Figure collection entries
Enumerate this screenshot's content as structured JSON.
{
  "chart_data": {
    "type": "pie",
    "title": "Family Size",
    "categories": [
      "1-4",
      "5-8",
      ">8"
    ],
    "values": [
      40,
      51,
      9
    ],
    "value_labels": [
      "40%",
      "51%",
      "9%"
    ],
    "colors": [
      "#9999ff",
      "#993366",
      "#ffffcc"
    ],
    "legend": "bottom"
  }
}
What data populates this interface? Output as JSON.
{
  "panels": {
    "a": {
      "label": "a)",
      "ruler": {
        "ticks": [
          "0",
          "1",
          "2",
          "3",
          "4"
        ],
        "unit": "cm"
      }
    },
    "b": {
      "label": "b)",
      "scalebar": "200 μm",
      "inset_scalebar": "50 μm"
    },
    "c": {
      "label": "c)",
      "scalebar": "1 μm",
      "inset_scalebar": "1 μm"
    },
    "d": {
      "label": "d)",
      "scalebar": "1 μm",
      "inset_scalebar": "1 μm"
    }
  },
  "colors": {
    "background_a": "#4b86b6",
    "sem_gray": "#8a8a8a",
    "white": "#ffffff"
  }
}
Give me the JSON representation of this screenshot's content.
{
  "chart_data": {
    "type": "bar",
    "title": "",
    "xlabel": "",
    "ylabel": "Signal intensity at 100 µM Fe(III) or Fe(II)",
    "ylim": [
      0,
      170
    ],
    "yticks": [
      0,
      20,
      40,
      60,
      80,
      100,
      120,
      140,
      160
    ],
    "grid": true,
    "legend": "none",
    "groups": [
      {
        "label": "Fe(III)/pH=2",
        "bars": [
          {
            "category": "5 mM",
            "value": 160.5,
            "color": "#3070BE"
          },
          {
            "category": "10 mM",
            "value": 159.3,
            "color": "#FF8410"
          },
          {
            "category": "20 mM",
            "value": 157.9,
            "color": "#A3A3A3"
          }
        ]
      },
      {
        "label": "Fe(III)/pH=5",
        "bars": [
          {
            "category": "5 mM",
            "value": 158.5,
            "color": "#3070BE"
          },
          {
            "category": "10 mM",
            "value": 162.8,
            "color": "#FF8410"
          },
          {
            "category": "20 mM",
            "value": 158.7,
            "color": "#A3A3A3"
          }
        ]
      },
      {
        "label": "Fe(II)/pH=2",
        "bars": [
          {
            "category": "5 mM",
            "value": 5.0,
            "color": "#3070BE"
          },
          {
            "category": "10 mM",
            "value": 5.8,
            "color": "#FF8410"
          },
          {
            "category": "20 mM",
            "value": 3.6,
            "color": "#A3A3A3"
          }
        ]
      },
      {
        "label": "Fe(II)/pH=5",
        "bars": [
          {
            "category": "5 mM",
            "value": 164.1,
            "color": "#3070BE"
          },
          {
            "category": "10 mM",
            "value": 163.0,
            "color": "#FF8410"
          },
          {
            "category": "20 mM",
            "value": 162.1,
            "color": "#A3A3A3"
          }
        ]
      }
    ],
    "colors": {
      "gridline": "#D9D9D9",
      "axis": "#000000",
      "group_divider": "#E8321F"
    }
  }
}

▶ _WORK TO BE COMPLETED_
Where a line of the entries contains the word "this", copy that line.

▶ _FULL SOLUTION_
Enumerate this screenshot's content as structured JSON.
What data populates this interface? Output as JSON.
Give me the JSON representation of this screenshot's content.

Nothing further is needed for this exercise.